→ **Exercise brief**:
Repeat the entries that follow verbatim, without any of their pictures.

**** Exercise inputs

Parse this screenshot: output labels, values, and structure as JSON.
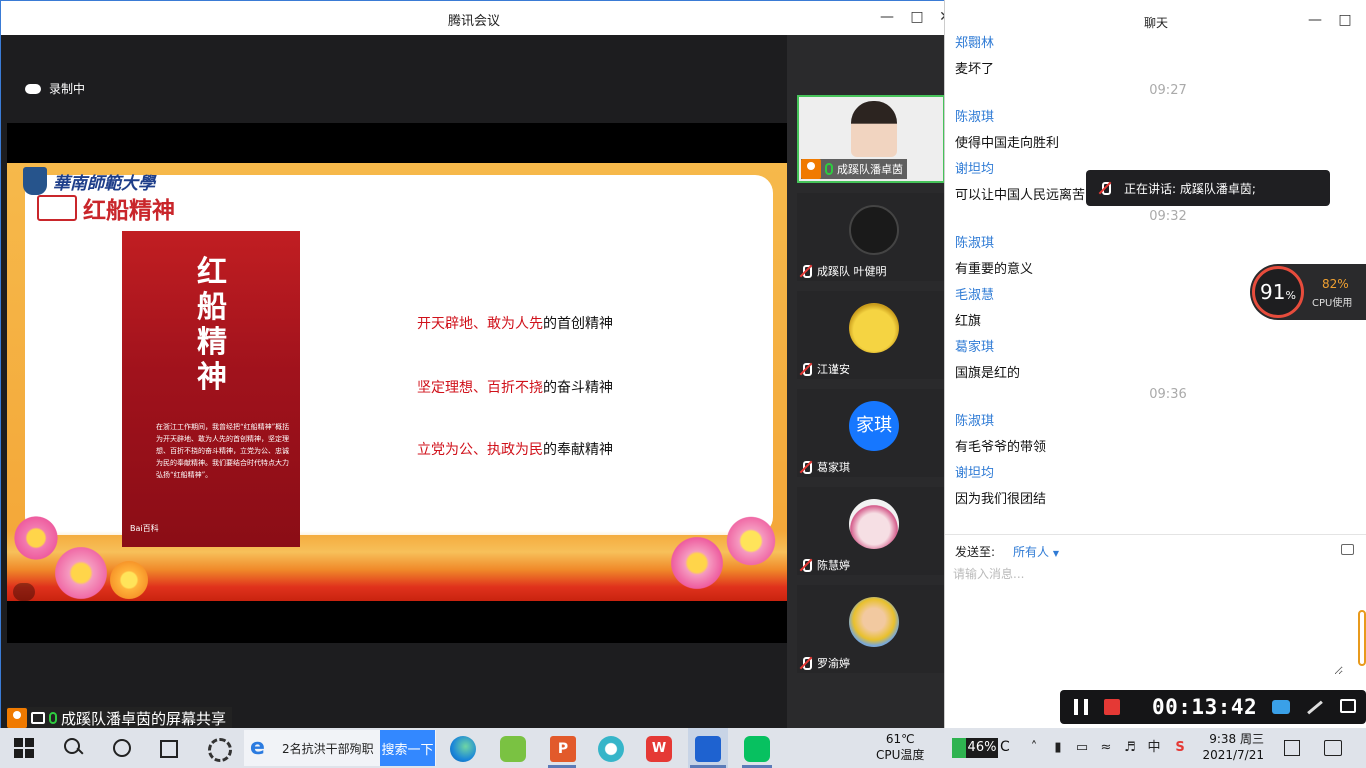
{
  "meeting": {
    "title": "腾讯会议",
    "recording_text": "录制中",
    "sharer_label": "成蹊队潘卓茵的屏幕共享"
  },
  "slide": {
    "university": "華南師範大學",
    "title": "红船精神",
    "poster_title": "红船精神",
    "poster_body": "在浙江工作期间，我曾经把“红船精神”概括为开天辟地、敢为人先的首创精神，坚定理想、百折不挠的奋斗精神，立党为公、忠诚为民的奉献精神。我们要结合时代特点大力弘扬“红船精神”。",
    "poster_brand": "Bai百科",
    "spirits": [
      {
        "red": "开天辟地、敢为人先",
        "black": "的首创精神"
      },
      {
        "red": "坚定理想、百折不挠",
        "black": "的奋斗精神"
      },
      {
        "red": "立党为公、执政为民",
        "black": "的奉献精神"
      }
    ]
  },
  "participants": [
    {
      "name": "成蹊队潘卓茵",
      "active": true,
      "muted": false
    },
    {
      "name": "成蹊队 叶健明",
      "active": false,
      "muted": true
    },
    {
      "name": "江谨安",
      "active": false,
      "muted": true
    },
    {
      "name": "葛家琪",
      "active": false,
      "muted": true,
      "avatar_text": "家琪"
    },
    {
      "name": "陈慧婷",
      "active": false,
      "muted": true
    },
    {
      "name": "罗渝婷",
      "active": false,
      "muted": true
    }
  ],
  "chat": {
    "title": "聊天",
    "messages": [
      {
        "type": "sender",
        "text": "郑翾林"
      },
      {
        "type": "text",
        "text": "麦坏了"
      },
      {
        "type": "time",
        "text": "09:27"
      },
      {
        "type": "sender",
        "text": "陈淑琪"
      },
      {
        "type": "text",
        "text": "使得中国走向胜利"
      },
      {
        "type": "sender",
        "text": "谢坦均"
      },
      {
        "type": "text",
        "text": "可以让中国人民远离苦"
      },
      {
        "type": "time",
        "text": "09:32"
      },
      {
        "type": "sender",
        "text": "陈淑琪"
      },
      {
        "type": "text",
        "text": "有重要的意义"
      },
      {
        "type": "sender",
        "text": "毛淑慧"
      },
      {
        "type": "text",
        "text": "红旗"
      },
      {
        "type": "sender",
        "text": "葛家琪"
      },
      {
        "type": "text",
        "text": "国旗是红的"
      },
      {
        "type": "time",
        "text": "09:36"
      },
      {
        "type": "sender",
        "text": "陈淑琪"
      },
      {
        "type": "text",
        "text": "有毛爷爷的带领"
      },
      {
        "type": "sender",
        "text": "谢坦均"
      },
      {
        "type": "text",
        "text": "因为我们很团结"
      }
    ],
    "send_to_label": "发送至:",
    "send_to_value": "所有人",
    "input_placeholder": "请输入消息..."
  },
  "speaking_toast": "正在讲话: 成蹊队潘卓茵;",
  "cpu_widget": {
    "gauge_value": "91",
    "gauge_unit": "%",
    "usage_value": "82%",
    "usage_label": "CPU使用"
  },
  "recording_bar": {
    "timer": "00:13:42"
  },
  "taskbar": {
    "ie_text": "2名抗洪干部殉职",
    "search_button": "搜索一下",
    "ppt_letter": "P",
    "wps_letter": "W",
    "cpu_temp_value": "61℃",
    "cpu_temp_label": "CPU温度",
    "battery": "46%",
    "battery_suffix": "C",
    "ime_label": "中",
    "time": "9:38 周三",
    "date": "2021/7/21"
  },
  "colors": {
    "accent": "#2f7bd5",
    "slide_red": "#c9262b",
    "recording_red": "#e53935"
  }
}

********

→ **Solution for this exercise**:
Parse this screenshot: output labels, values, and structure as JSON.
{
  "meeting": {
    "title": "腾讯会议",
    "recording_text": "录制中",
    "sharer_label": "成蹊队潘卓茵的屏幕共享"
  },
  "slide": {
    "university": "華南師範大學",
    "title": "红船精神",
    "poster_title": "红船精神",
    "poster_body": "在浙江工作期间，我曾经把“红船精神”概括为开天辟地、敢为人先的首创精神，坚定理想、百折不挠的奋斗精神，立党为公、忠诚为民的奉献精神。我们要结合时代特点大力弘扬“红船精神”。",
    "poster_brand": "Bai百科",
    "spirits": [
      {
        "red": "开天辟地、敢为人先",
        "black": "的首创精神"
      },
      {
        "red": "坚定理想、百折不挠",
        "black": "的奋斗精神"
      },
      {
        "red": "立党为公、执政为民",
        "black": "的奉献精神"
      }
    ]
  },
  "participants": [
    {
      "name": "成蹊队潘卓茵",
      "active": true,
      "muted": false
    },
    {
      "name": "成蹊队 叶健明",
      "active": false,
      "muted": true
    },
    {
      "name": "江谨安",
      "active": false,
      "muted": true
    },
    {
      "name": "葛家琪",
      "active": false,
      "muted": true,
      "avatar_text": "家琪"
    },
    {
      "name": "陈慧婷",
      "active": false,
      "muted": true
    },
    {
      "name": "罗渝婷",
      "active": false,
      "muted": true
    }
  ],
  "chat": {
    "title": "聊天",
    "messages": [
      {
        "type": "sender",
        "text": "郑翾林"
      },
      {
        "type": "text",
        "text": "麦坏了"
      },
      {
        "type": "time",
        "text": "09:27"
      },
      {
        "type": "sender",
        "text": "陈淑琪"
      },
      {
        "type": "text",
        "text": "使得中国走向胜利"
      },
      {
        "type": "sender",
        "text": "谢坦均"
      },
      {
        "type": "text",
        "text": "可以让中国人民远离苦"
      },
      {
        "type": "time",
        "text": "09:32"
      },
      {
        "type": "sender",
        "text": "陈淑琪"
      },
      {
        "type": "text",
        "text": "有重要的意义"
      },
      {
        "type": "sender",
        "text": "毛淑慧"
      },
      {
        "type": "text",
        "text": "红旗"
      },
      {
        "type": "sender",
        "text": "葛家琪"
      },
      {
        "type": "text",
        "text": "国旗是红的"
      },
      {
        "type": "time",
        "text": "09:36"
      },
      {
        "type": "sender",
        "text": "陈淑琪"
      },
      {
        "type": "text",
        "text": "有毛爷爷的带领"
      },
      {
        "type": "sender",
        "text": "谢坦均"
      },
      {
        "type": "text",
        "text": "因为我们很团结"
      }
    ],
    "send_to_label": "发送至:",
    "send_to_value": "所有人",
    "input_placeholder": "请输入消息..."
  },
  "speaking_toast": "正在讲话: 成蹊队潘卓茵;",
  "cpu_widget": {
    "gauge_value": "91",
    "gauge_unit": "%",
    "usage_value": "82%",
    "usage_label": "CPU使用"
  },
  "recording_bar": {
    "timer": "00:13:42"
  },
  "taskbar": {
    "ie_text": "2名抗洪干部殉职",
    "search_button": "搜索一下",
    "ppt_letter": "P",
    "wps_letter": "W",
    "cpu_temp_value": "61℃",
    "cpu_temp_label": "CPU温度",
    "battery": "46%",
    "battery_suffix": "C",
    "ime_label": "中",
    "time": "9:38 周三",
    "date": "2021/7/21"
  },
  "colors": {
    "accent": "#2f7bd5",
    "slide_red": "#c9262b",
    "recording_red": "#e53935"
  }
}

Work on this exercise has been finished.